**To do:** The exercise asks for every line of the data to be reproduced exactly.

(Recorded data)
______

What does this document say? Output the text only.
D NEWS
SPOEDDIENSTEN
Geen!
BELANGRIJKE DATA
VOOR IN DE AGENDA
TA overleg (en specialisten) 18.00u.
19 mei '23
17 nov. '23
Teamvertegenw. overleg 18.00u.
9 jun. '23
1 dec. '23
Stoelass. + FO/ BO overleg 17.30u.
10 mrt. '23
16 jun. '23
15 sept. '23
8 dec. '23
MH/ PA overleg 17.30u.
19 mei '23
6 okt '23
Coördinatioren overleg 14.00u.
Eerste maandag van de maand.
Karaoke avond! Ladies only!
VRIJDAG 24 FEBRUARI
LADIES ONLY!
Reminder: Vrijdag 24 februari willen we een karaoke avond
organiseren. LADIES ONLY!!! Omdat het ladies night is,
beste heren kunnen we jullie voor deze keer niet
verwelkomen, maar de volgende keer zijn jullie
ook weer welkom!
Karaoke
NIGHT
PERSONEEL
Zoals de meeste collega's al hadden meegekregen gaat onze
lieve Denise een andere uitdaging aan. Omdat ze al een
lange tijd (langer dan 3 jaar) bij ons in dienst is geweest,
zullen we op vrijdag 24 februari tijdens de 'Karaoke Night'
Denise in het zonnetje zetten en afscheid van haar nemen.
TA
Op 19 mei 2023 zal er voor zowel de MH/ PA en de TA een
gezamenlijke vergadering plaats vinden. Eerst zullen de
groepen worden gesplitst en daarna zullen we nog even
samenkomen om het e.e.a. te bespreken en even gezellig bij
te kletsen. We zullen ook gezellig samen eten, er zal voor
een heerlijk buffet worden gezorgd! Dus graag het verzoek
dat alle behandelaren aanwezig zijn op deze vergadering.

______

**Reply to the exercise:**
What does this document say? Output the text only.
D NEWS
SPOEDDIENSTEN
Geen!
BELANGRIJKE DATA
VOOR IN DE AGENDA
TA overleg (en specialisten) 18.00u.
19 mei '23
17 nov. '23
Teamvertegenw. overleg 18.00u.
9 jun. '23
1 dec. '23
Stoelass. + FO/ BO overleg 17.30u.
10 mrt. '23
16 jun. '23
15 sept. '23
8 dec. '23
MH/ PA overleg 17.30u.
19 mei '23
6 okt '23
Coördinatioren overleg 14.00u.
Eerste maandag van de maand.
Karaoke avond! Ladies only!
VRIJDAG 24 FEBRUARI
LADIES ONLY!
Reminder: Vrijdag 24 februari willen we een karaoke avond
organiseren. LADIES ONLY!!! Omdat het ladies night is,
beste heren kunnen we jullie voor deze keer niet
verwelkomen, maar de volgende keer zijn jullie
ook weer welkom!
Karaoke
NIGHT
PERSONEEL
Zoals de meeste collega's al hadden meegekregen gaat onze
lieve Denise een andere uitdaging aan. Omdat ze al een
lange tijd (langer dan 3 jaar) bij ons in dienst is geweest,
zullen we op vrijdag 24 februari tijdens de 'Karaoke Night'
Denise in het zonnetje zetten en afscheid van haar nemen.
TA
Op 19 mei 2023 zal er voor zowel de MH/ PA en de TA een
gezamenlijke vergadering plaats vinden. Eerst zullen de
groepen worden gesplitst en daarna zullen we nog even
samenkomen om het e.e.a. te bespreken en even gezellig bij
te kletsen. We zullen ook gezellig samen eten, er zal voor
een heerlijk buffet worden gezorgd! Dus graag het verzoek
dat alle behandelaren aanwezig zijn op deze vergadering.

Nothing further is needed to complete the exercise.